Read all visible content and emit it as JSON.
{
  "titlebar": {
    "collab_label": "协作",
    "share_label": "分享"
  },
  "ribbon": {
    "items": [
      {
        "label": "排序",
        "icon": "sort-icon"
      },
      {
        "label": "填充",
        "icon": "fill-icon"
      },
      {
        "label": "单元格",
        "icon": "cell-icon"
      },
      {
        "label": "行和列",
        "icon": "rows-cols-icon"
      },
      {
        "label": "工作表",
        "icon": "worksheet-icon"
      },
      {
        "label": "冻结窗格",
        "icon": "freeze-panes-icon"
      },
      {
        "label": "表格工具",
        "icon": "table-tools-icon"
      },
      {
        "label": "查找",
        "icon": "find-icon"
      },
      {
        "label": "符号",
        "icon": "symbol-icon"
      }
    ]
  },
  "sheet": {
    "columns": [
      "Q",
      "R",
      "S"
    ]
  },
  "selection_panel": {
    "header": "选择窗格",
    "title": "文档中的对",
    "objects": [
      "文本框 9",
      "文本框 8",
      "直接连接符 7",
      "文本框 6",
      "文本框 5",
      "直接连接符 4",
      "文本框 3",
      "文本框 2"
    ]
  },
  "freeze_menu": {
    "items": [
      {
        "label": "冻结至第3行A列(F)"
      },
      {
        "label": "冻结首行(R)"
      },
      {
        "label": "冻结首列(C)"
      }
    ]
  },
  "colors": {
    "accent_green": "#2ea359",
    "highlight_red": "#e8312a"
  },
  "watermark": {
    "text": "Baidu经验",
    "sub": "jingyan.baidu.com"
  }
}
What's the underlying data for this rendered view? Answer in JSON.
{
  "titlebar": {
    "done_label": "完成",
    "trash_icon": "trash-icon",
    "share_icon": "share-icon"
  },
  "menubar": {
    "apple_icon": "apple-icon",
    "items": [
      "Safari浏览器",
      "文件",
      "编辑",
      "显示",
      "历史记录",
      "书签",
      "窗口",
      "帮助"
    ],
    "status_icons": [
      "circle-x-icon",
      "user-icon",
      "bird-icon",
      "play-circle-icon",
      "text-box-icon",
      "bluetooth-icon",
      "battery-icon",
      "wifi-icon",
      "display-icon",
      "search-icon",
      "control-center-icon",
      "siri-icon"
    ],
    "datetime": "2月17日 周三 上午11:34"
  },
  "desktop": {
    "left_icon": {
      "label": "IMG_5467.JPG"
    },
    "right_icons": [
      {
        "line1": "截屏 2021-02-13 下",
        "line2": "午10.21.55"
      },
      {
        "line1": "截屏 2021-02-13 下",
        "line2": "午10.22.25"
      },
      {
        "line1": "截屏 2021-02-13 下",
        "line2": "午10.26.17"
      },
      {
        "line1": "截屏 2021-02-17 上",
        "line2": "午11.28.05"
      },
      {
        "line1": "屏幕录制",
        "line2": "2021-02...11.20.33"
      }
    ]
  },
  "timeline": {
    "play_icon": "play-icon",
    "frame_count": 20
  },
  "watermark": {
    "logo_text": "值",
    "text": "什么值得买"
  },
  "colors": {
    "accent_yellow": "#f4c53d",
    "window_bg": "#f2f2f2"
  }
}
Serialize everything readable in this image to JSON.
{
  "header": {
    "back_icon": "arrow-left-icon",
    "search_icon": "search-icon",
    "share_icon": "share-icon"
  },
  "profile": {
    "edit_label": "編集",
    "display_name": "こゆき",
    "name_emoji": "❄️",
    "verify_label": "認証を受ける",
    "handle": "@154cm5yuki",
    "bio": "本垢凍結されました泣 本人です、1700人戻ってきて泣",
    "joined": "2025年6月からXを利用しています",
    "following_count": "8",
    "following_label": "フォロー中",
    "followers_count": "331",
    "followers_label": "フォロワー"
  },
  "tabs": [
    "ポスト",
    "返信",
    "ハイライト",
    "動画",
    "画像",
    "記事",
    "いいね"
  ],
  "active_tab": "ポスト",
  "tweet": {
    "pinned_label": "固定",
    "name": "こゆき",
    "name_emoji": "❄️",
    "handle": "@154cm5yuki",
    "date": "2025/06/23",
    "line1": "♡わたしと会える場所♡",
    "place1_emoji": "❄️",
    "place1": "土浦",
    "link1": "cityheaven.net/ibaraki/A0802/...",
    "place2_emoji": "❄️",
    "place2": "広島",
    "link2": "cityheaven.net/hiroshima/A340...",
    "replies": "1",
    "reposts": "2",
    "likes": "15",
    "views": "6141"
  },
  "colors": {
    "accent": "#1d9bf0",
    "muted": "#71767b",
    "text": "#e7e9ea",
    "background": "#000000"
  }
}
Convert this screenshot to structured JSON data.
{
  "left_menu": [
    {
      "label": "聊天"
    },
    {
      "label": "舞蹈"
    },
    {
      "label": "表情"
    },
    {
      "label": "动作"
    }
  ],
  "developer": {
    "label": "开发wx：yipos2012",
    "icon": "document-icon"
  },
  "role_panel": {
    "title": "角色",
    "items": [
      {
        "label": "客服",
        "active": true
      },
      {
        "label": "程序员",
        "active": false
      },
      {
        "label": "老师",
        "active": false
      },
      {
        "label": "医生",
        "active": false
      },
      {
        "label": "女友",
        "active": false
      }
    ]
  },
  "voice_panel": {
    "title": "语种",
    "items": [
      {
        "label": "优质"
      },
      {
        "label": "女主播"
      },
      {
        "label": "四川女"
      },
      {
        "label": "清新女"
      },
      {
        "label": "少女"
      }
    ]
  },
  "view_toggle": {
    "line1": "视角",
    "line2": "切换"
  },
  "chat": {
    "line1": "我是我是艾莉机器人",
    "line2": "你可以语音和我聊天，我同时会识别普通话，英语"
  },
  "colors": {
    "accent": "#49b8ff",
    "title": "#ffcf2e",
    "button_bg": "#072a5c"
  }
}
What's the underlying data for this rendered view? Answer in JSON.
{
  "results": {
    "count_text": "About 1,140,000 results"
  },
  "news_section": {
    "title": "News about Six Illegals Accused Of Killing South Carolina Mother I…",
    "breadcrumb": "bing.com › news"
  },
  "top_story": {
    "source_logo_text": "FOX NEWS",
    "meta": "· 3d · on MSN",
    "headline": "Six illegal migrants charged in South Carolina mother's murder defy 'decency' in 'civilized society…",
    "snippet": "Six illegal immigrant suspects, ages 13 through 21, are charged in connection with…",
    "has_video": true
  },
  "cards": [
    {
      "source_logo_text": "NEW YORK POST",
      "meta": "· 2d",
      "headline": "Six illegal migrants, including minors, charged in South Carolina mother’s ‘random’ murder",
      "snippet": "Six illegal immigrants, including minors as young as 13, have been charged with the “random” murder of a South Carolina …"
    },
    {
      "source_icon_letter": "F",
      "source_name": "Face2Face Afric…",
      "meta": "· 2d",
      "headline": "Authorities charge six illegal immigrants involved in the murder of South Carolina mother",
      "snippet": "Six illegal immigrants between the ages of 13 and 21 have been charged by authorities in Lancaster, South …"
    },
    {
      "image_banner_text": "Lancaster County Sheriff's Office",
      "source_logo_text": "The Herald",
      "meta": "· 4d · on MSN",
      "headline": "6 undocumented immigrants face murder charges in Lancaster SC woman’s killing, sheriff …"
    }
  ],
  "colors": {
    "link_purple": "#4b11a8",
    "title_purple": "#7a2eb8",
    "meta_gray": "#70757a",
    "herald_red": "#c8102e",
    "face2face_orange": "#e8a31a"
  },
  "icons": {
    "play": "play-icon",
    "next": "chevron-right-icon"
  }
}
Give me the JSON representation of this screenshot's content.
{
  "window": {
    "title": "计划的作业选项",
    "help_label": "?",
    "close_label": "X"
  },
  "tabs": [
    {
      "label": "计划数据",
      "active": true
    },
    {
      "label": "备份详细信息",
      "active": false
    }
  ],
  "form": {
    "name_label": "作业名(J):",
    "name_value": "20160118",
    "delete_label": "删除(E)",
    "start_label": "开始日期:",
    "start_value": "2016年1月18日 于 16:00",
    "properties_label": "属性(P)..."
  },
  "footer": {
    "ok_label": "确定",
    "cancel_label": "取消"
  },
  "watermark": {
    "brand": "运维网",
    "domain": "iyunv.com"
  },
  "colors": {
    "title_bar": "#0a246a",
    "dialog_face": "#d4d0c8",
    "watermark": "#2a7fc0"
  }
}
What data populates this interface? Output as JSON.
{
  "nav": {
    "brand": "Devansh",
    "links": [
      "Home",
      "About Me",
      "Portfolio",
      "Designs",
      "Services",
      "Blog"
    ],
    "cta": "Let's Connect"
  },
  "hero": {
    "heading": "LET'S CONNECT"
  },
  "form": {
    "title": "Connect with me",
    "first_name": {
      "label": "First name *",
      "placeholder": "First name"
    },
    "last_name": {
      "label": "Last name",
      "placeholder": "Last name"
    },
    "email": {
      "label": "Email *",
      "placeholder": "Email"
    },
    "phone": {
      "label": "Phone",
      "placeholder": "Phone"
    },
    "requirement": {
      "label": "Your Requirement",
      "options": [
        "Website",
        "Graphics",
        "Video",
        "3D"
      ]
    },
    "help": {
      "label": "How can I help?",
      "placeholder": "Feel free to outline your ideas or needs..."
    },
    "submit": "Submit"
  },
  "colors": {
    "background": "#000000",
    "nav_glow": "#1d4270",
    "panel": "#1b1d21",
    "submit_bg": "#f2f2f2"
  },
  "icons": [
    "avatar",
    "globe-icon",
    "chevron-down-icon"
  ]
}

##############################

Your objective: Using the data above, say how many lines include "search". No other reply is needed.

Exercise result: 2